PROBLEM: Can you transcribe every line exactly and leave the pictures behind?

Extracted data entries:
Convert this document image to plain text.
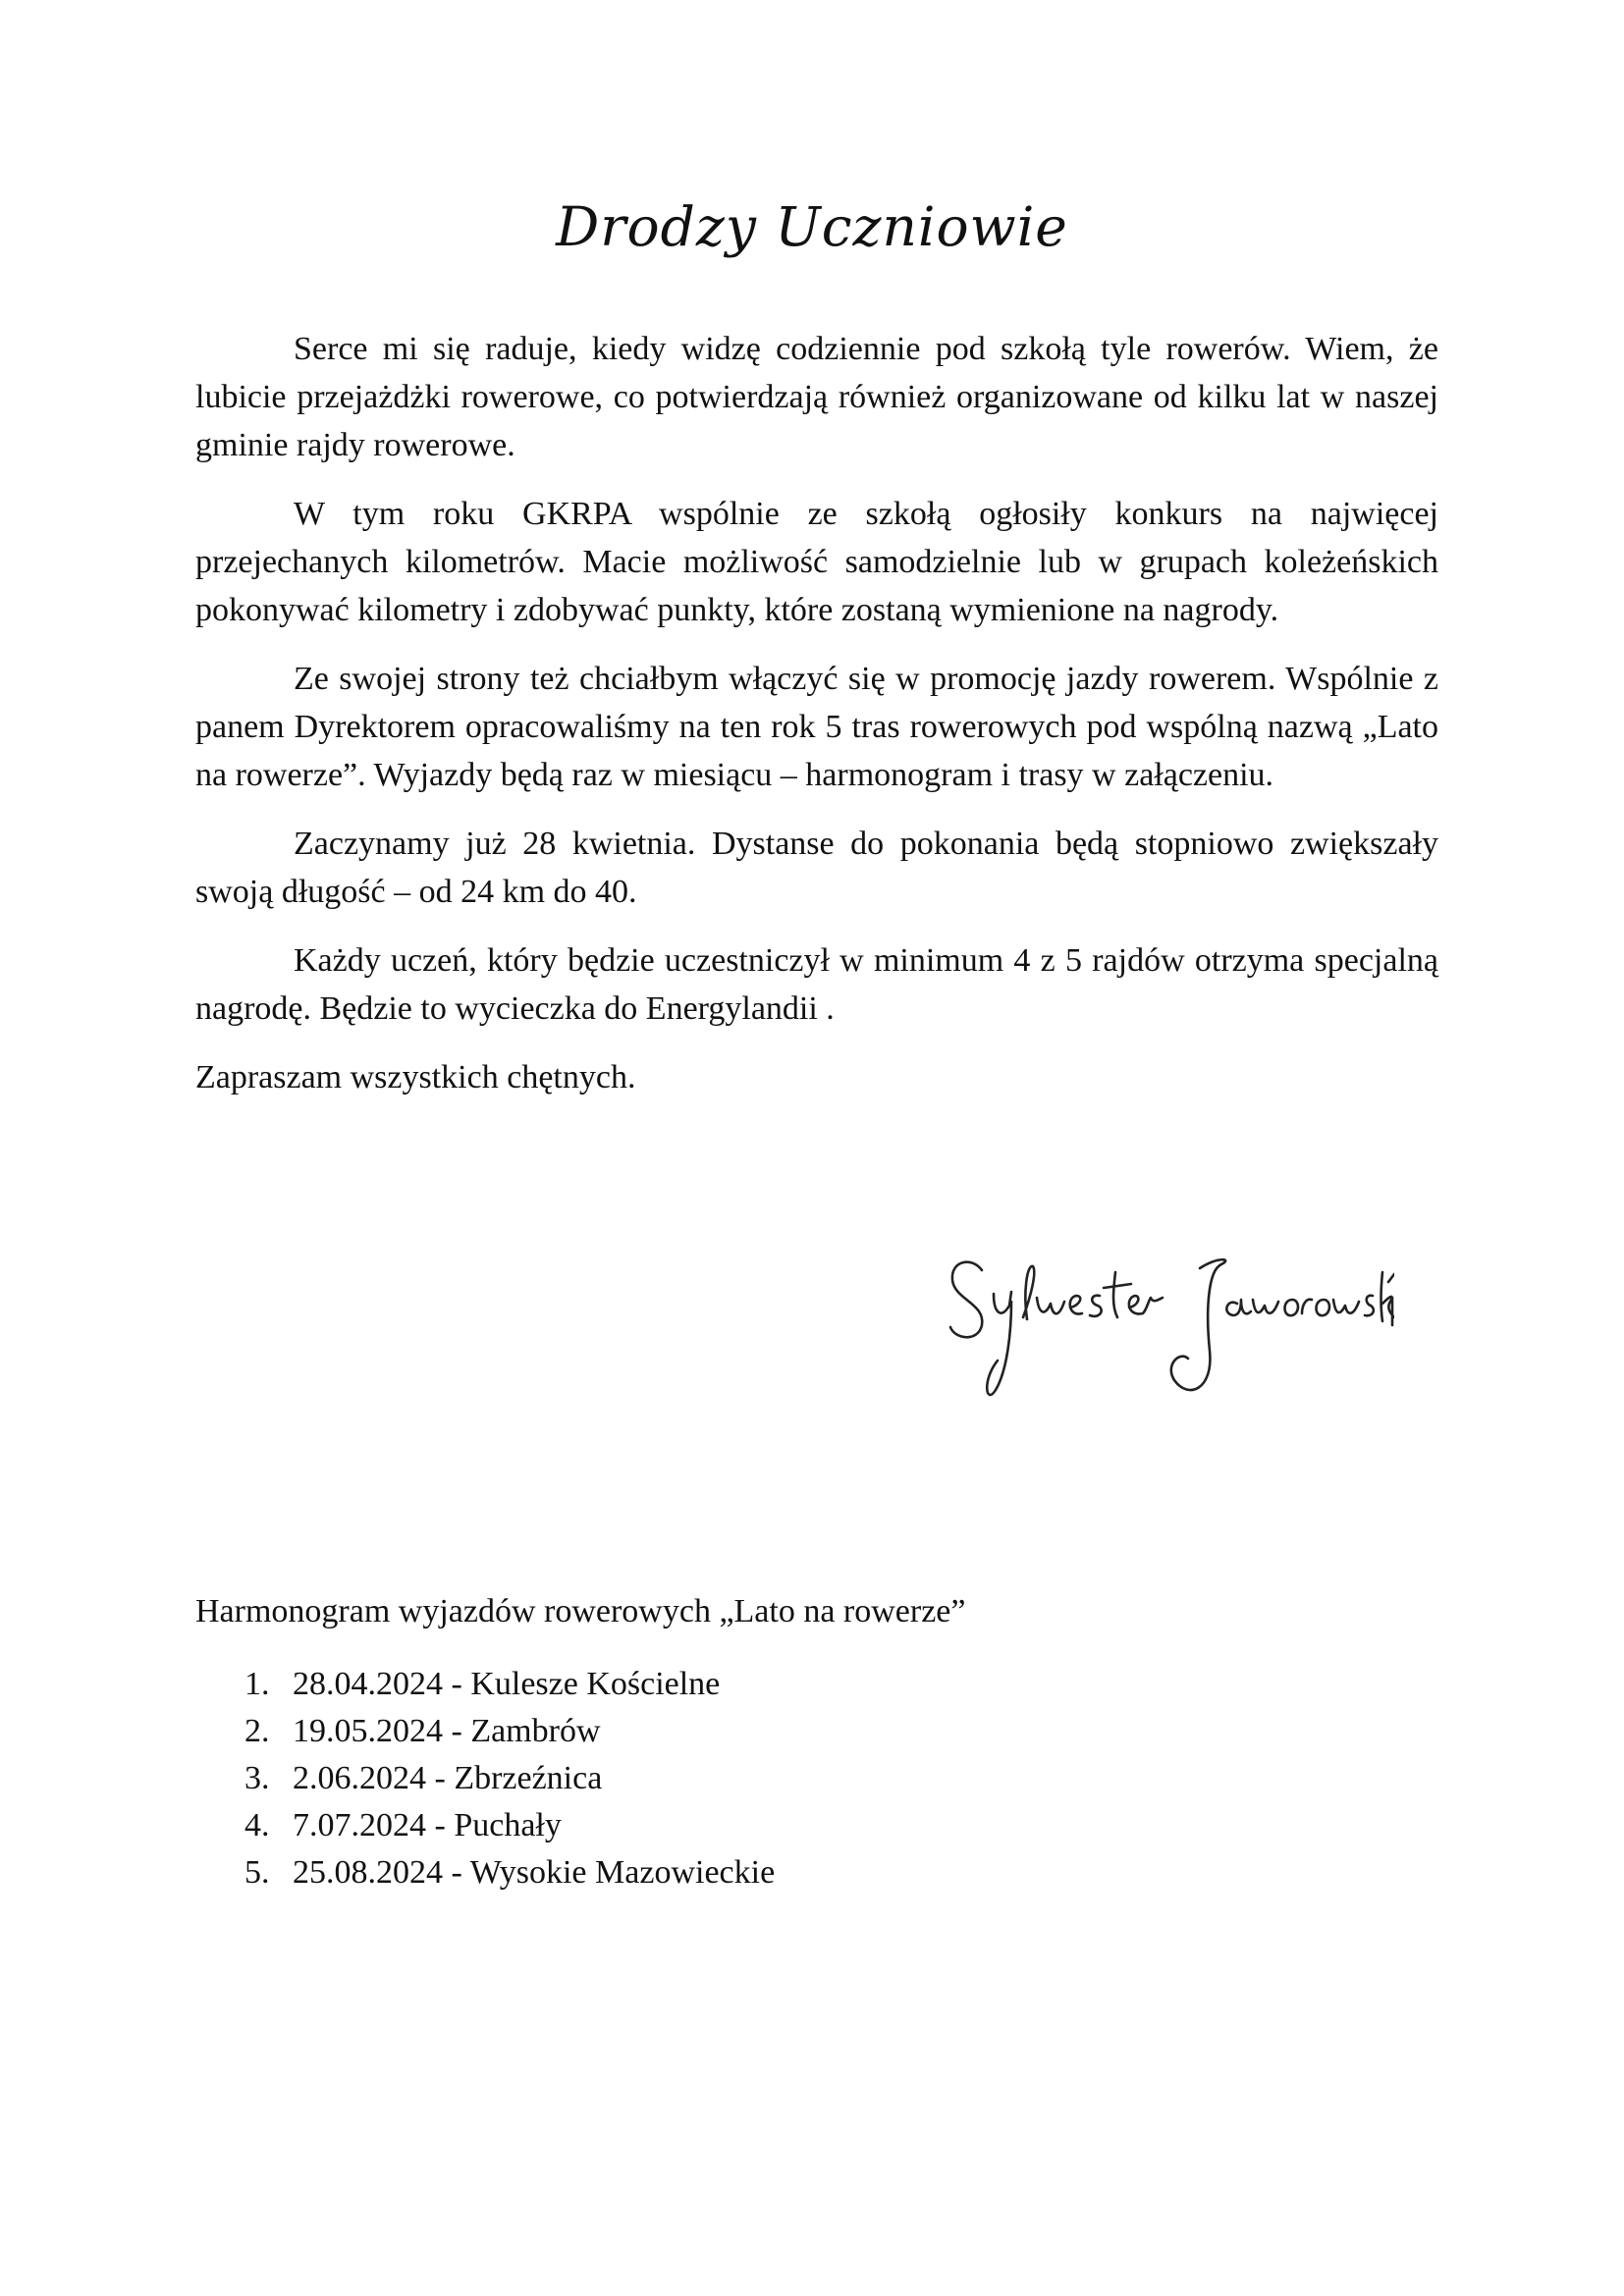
Drodzy Uczniowie

Serce mi się raduje, kiedy widzę codziennie pod szkołą tyle rowerów. Wiem, że lubicie przejażdżki rowerowe, co potwierdzają również organizowane od kilku lat w naszej gminie rajdy rowerowe.

W tym roku GKRPA wspólnie ze szkołą ogłosiły konkurs na najwięcej przejechanych kilometrów. Macie możliwość samodzielnie lub w grupach koleżeńskich pokonywać kilometry i zdobywać punkty, które zostaną wymienione na nagrody.

Ze swojej strony też chciałbym włączyć się w promocję jazdy rowerem. Wspólnie z panem Dyrektorem opracowaliśmy na ten rok 5 tras rowerowych pod wspólną nazwą „Lato na rowerze”. Wyjazdy będą raz w miesiącu – harmonogram i trasy w załączeniu.

Zaczynamy już 28 kwietnia. Dystanse do pokonania będą stopniowo zwiększały swoją długość – od 24 km do 40.

Każdy uczeń, który będzie uczestniczył w minimum 4 z 5 rajdów otrzyma specjalną nagrodę. Będzie to wycieczka do Energylandii .

Zapraszam wszystkich chętnych.

Harmonogram wyjazdów rowerowych „Lato na rowerze”

1. 28.04.2024 - Kulesze Kościelne
2. 19.05.2024 - Zambrów
3. 2.06.2024 - Zbrzeźnica
4. 7.07.2024 - Puchały
5. 25.08.2024 - Wysokie Mazowieckie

ANSWER FOR THIS EXERCISE:
Convert this document image to plain text.
Drodzy Uczniowie

Serce mi się raduje, kiedy widzę codziennie pod szkołą tyle rowerów. Wiem, że lubicie przejażdżki rowerowe, co potwierdzają również organizowane od kilku lat w naszej gminie rajdy rowerowe.

W tym roku GKRPA wspólnie ze szkołą ogłosiły konkurs na najwięcej przejechanych kilometrów. Macie możliwość samodzielnie lub w grupach koleżeńskich pokonywać kilometry i zdobywać punkty, które zostaną wymienione na nagrody.

Ze swojej strony też chciałbym włączyć się w promocję jazdy rowerem. Wspólnie z panem Dyrektorem opracowaliśmy na ten rok 5 tras rowerowych pod wspólną nazwą „Lato na rowerze”. Wyjazdy będą raz w miesiącu – harmonogram i trasy w załączeniu.

Zaczynamy już 28 kwietnia. Dystanse do pokonania będą stopniowo zwiększały swoją długość – od 24 km do 40.

Każdy uczeń, który będzie uczestniczył w minimum 4 z 5 rajdów otrzyma specjalną nagrodę. Będzie to wycieczka do Energylandii .

Zapraszam wszystkich chętnych.

Harmonogram wyjazdów rowerowych „Lato na rowerze”

1. 28.04.2024 - Kulesze Kościelne
2. 19.05.2024 - Zambrów
3. 2.06.2024 - Zbrzeźnica
4. 7.07.2024 - Puchały
5. 25.08.2024 - Wysokie Mazowieckie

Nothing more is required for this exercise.